_WHAT THE TASK ASKS:_ Identify the lines that contain the string "Национален" and copy all of them.

Collected data

***

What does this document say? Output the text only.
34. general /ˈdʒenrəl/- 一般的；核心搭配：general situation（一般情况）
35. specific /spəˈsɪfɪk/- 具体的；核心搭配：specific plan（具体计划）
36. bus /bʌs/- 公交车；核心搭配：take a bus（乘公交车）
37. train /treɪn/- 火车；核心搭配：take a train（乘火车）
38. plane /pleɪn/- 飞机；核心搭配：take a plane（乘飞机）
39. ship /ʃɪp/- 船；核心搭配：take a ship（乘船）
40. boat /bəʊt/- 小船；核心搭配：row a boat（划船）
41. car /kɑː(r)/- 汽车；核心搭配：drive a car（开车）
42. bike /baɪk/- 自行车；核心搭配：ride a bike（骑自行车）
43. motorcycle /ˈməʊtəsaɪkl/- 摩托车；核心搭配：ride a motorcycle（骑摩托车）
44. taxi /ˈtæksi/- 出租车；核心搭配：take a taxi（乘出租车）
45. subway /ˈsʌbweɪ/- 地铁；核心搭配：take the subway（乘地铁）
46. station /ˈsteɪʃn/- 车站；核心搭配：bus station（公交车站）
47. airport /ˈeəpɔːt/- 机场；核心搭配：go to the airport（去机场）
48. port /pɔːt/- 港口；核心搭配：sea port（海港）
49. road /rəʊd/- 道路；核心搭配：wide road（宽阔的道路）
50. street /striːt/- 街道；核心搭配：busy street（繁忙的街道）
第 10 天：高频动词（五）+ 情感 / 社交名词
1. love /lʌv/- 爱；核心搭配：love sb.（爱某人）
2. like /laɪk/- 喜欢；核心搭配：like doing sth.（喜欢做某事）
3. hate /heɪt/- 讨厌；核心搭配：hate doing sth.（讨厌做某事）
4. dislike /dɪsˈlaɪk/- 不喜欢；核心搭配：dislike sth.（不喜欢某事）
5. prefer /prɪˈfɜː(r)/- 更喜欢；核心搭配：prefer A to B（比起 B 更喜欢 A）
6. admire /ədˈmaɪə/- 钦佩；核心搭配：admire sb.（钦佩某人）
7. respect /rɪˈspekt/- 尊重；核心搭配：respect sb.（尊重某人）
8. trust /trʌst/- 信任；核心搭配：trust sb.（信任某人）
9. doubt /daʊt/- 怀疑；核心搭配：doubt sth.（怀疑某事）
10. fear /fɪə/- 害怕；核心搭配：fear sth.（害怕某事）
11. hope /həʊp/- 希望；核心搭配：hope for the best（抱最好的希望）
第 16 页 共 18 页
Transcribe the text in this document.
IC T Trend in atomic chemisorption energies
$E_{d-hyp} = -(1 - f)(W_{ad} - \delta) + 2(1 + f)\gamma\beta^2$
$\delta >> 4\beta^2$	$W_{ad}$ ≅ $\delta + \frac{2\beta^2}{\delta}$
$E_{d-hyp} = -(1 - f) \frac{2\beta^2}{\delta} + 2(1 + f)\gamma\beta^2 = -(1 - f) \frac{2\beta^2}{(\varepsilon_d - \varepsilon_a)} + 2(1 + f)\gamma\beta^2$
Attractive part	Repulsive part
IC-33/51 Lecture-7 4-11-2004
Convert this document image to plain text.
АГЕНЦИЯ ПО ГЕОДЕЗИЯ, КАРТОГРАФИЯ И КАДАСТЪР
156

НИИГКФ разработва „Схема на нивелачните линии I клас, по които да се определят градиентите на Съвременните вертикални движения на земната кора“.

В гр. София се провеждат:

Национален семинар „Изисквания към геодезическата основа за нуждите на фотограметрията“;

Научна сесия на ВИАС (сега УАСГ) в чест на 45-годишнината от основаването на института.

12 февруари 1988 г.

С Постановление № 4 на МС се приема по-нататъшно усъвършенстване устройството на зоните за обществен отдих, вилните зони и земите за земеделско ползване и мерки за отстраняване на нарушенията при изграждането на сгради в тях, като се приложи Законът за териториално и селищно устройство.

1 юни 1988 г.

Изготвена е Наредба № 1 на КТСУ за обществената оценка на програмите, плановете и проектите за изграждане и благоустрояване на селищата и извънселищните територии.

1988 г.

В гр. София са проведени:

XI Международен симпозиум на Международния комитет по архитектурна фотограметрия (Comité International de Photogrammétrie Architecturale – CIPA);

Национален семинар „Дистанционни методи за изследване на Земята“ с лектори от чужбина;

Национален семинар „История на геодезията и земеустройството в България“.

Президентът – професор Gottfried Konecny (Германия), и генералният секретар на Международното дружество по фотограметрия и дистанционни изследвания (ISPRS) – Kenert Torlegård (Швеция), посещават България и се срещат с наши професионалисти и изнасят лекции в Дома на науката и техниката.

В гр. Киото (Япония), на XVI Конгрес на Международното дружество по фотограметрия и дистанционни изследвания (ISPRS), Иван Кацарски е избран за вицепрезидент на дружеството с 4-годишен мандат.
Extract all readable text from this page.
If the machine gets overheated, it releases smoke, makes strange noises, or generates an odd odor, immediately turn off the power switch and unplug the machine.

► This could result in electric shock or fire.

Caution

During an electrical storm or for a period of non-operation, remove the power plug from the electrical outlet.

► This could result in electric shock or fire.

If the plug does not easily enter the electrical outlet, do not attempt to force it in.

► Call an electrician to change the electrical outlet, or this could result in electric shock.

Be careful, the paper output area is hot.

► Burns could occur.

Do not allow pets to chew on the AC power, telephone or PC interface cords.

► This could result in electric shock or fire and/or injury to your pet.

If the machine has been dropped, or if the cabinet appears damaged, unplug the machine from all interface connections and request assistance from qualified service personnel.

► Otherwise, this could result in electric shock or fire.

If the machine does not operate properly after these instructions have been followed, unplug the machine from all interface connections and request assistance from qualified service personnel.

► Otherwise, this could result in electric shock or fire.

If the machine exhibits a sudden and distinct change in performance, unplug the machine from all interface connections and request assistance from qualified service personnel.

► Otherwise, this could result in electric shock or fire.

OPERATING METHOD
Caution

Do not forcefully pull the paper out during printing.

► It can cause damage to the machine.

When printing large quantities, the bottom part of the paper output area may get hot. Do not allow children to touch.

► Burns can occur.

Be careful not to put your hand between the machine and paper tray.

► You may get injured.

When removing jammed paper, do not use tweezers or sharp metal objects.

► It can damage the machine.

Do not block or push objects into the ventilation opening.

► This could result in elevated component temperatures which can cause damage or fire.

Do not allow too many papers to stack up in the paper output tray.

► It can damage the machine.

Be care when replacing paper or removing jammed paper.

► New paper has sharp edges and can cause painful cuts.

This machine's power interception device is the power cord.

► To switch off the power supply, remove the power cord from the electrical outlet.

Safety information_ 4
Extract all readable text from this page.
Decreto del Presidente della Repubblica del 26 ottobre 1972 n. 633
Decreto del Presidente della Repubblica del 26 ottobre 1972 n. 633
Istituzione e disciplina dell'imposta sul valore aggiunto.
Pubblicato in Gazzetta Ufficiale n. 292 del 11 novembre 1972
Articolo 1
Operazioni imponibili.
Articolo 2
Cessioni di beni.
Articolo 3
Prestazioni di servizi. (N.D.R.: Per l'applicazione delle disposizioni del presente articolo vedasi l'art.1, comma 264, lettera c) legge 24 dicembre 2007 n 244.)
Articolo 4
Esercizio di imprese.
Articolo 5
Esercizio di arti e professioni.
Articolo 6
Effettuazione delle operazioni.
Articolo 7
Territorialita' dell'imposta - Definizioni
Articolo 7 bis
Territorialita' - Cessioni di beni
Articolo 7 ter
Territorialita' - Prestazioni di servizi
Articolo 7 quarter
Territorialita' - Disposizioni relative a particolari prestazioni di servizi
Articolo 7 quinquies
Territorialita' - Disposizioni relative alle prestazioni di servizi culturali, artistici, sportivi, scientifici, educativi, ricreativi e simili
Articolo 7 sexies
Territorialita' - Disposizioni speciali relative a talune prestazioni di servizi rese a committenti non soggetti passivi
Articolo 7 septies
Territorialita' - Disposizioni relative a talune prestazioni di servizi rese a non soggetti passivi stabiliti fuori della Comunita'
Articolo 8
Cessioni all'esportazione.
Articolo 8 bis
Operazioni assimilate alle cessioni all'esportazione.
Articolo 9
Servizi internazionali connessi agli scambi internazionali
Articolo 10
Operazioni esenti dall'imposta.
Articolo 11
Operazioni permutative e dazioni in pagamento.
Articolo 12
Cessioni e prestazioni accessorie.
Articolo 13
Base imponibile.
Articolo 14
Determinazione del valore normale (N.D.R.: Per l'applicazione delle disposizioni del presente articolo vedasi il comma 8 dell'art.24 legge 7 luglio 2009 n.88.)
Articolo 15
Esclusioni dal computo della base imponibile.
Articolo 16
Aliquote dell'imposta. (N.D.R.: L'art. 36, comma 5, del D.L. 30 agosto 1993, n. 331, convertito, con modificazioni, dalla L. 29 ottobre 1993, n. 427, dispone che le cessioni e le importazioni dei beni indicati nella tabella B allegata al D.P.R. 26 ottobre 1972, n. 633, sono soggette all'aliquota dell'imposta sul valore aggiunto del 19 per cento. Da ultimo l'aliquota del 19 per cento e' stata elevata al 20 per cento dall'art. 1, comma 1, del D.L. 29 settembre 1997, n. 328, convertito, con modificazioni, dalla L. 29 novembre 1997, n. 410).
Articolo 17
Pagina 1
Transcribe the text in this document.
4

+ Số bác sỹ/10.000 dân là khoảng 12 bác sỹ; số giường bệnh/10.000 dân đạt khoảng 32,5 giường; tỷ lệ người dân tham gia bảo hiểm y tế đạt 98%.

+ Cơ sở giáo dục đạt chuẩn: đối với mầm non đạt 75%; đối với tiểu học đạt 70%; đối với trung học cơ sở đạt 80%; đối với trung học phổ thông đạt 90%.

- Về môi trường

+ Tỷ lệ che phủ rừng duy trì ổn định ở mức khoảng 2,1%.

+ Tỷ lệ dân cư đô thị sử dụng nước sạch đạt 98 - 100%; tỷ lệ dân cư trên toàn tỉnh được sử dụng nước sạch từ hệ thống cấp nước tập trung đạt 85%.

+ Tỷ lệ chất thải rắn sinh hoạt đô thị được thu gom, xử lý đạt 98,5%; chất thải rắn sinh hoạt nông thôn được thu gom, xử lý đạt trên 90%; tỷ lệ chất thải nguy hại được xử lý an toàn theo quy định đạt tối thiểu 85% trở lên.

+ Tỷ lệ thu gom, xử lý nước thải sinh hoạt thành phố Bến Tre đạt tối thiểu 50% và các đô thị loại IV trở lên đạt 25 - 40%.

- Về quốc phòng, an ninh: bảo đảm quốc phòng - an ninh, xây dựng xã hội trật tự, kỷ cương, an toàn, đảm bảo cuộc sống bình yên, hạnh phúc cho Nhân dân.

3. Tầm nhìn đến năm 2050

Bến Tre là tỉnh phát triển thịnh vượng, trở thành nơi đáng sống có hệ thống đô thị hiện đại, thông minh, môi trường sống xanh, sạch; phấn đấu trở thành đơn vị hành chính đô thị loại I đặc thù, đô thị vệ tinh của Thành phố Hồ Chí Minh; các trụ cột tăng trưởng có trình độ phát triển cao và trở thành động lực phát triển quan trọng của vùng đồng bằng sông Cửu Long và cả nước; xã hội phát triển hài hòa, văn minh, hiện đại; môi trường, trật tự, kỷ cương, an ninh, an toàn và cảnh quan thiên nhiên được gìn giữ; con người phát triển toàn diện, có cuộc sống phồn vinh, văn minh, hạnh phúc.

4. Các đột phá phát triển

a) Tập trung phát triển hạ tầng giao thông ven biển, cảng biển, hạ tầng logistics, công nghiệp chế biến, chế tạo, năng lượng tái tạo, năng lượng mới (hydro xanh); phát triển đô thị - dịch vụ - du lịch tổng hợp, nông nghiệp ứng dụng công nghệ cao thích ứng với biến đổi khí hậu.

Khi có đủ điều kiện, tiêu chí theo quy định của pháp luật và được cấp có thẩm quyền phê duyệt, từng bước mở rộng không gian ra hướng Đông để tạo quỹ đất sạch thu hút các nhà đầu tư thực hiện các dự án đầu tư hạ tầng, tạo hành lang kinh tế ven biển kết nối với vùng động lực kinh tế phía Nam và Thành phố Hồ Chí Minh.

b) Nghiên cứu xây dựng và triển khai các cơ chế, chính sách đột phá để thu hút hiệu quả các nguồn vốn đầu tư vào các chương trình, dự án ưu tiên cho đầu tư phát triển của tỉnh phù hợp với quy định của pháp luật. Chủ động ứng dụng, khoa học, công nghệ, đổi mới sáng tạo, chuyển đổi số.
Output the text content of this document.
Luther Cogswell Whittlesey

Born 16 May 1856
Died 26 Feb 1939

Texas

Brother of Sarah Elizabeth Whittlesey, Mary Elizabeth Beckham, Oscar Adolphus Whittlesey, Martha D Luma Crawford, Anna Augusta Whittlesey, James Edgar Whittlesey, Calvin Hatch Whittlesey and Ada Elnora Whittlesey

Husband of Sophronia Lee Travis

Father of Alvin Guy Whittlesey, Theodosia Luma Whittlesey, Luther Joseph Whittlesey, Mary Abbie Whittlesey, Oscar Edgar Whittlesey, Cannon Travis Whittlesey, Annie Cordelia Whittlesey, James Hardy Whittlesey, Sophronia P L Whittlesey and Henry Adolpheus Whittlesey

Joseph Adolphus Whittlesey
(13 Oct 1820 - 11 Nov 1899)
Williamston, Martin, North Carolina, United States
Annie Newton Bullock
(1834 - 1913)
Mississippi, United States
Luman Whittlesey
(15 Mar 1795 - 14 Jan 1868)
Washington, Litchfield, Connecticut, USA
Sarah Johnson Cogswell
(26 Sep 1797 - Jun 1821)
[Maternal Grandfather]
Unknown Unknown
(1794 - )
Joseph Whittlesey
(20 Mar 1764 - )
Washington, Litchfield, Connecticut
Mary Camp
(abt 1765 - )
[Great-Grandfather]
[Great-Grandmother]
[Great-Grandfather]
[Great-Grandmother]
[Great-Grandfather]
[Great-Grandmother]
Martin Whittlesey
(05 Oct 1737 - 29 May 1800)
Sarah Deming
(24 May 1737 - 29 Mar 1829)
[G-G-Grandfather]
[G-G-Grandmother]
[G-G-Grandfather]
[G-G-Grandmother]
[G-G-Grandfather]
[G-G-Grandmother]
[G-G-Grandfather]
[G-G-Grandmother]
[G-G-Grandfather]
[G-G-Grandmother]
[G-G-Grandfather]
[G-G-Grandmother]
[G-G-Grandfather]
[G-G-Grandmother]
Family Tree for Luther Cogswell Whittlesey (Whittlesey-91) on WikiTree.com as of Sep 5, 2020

***

_RESPONSE BELOW:_
Национален семинар „Изисквания към геодезическата основа за нуждите на фотограметрията“;
Национален семинар „Дистанционни методи за изследване на Земята“ с лектори от чужбина;
Национален семинар „История на геодезията и земеустройството в България“.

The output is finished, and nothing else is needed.